[Material for this exercise]
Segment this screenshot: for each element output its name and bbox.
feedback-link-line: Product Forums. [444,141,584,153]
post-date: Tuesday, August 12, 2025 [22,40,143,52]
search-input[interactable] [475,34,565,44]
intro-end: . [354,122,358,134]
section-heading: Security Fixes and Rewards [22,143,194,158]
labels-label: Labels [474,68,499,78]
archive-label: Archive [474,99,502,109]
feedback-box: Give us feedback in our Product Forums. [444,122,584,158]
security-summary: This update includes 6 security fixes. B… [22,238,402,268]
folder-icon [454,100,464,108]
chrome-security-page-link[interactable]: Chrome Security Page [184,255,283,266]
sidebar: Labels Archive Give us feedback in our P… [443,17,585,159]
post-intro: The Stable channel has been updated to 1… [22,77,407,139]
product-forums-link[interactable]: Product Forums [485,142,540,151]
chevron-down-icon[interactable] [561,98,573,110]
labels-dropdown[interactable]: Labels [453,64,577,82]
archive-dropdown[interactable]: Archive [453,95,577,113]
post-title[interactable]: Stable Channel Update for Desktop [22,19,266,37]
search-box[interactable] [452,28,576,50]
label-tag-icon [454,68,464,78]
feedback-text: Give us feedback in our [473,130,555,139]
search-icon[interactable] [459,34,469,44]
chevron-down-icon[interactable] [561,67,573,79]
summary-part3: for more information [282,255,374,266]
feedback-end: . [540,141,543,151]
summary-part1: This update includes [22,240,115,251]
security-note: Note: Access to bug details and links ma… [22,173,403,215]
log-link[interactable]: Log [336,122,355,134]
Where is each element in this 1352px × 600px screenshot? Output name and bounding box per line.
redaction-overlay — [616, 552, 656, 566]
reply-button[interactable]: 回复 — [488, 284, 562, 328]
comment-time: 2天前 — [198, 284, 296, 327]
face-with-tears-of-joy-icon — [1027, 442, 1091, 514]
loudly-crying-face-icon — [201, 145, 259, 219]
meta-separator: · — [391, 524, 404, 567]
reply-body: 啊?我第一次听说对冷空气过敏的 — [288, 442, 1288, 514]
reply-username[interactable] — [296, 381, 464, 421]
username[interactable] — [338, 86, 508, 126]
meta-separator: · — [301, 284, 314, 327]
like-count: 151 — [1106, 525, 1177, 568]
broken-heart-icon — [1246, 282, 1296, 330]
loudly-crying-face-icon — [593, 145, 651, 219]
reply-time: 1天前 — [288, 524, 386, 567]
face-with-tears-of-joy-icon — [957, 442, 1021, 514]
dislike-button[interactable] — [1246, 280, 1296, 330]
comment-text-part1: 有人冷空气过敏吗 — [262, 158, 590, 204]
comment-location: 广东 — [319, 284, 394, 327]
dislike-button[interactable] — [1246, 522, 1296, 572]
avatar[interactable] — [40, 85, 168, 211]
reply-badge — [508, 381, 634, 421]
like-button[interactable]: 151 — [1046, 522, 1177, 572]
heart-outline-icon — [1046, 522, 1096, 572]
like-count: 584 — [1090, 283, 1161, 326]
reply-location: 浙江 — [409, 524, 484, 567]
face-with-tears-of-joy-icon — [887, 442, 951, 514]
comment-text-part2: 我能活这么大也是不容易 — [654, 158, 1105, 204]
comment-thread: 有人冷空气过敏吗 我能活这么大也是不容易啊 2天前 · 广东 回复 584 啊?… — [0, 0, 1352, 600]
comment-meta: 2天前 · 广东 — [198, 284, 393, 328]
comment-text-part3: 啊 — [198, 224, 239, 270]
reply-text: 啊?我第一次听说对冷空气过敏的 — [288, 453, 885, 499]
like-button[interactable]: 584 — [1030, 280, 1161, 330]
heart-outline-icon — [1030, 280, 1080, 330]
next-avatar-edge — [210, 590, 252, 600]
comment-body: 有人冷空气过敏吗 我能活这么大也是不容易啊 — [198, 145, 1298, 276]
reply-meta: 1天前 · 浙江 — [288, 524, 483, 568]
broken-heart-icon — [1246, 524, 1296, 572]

[What needs to be done]
Rewrite every line of the items above so that each occurrence of "heart-outline-icon" becomes "empty-heart-icon", and keep everything else the same.

[Reply]
Segment this screenshot: for each element output its name and bbox.
feedback-link-line: Product Forums. [444,141,584,153]
post-date: Tuesday, August 12, 2025 [22,40,143,52]
search-input[interactable] [475,34,565,44]
intro-end: . [354,122,358,134]
section-heading: Security Fixes and Rewards [22,143,194,158]
labels-label: Labels [474,68,499,78]
archive-label: Archive [474,99,502,109]
feedback-box: Give us feedback in our Product Forums. [444,122,584,158]
security-summary: This update includes 6 security fixes. B… [22,238,402,268]
folder-icon [454,100,464,108]
chrome-security-page-link[interactable]: Chrome Security Page [184,255,283,266]
sidebar: Labels Archive Give us feedback in our P… [443,17,585,159]
post-intro: The Stable channel has been updated to 1… [22,77,407,139]
product-forums-link[interactable]: Product Forums [485,142,540,151]
chevron-down-icon[interactable] [561,98,573,110]
labels-dropdown[interactable]: Labels [453,64,577,82]
archive-dropdown[interactable]: Archive [453,95,577,113]
post-title[interactable]: Stable Channel Update for Desktop [22,19,266,37]
search-box[interactable] [452,28,576,50]
label-tag-icon [454,68,464,78]
feedback-text: Give us feedback in our [473,130,555,139]
search-icon[interactable] [459,34,469,44]
chevron-down-icon[interactable] [561,67,573,79]
summary-part3: for more information [282,255,374,266]
feedback-end: . [540,141,543,151]
summary-part1: This update includes [22,240,115,251]
security-note: Note: Access to bug details and links ma… [22,173,403,215]
log-link[interactable]: Log [336,122,355,134]
Where is each element in this 1352px × 600px screenshot? Output name and bounding box per line.
redaction-overlay — [616, 552, 656, 566]
reply-button[interactable]: 回复 — [488, 284, 562, 328]
comment-time: 2天前 — [198, 284, 296, 327]
face-with-tears-of-joy-icon — [1027, 442, 1091, 514]
loudly-crying-face-icon — [201, 145, 259, 219]
meta-separator: · — [391, 524, 404, 567]
reply-body: 啊?我第一次听说对冷空气过敏的 — [288, 442, 1288, 514]
reply-username[interactable] — [296, 381, 464, 421]
username[interactable] — [338, 86, 508, 126]
meta-separator: · — [301, 284, 314, 327]
like-count: 151 — [1106, 525, 1177, 568]
broken-heart-icon — [1246, 282, 1296, 330]
loudly-crying-face-icon — [593, 145, 651, 219]
reply-time: 1天前 — [288, 524, 386, 567]
face-with-tears-of-joy-icon — [957, 442, 1021, 514]
dislike-button[interactable] — [1246, 280, 1296, 330]
comment-text-part1: 有人冷空气过敏吗 — [262, 158, 590, 204]
comment-location: 广东 — [319, 284, 394, 327]
dislike-button[interactable] — [1246, 522, 1296, 572]
avatar[interactable] — [40, 85, 168, 211]
reply-badge — [508, 381, 634, 421]
like-button[interactable]: 151 — [1046, 522, 1177, 572]
empty-heart-icon — [1046, 522, 1096, 572]
like-count: 584 — [1090, 283, 1161, 326]
reply-location: 浙江 — [409, 524, 484, 567]
face-with-tears-of-joy-icon — [887, 442, 951, 514]
comment-text-part2: 我能活这么大也是不容易 — [654, 158, 1105, 204]
comment-thread: 有人冷空气过敏吗 我能活这么大也是不容易啊 2天前 · 广东 回复 584 啊?… — [0, 0, 1352, 600]
comment-meta: 2天前 · 广东 — [198, 284, 393, 328]
comment-text-part3: 啊 — [198, 224, 239, 270]
reply-text: 啊?我第一次听说对冷空气过敏的 — [288, 453, 885, 499]
like-button[interactable]: 584 — [1030, 280, 1161, 330]
empty-heart-icon — [1030, 280, 1080, 330]
next-avatar-edge — [210, 590, 252, 600]
comment-body: 有人冷空气过敏吗 我能活这么大也是不容易啊 — [198, 145, 1298, 276]
reply-meta: 1天前 · 浙江 — [288, 524, 483, 568]
broken-heart-icon — [1246, 524, 1296, 572]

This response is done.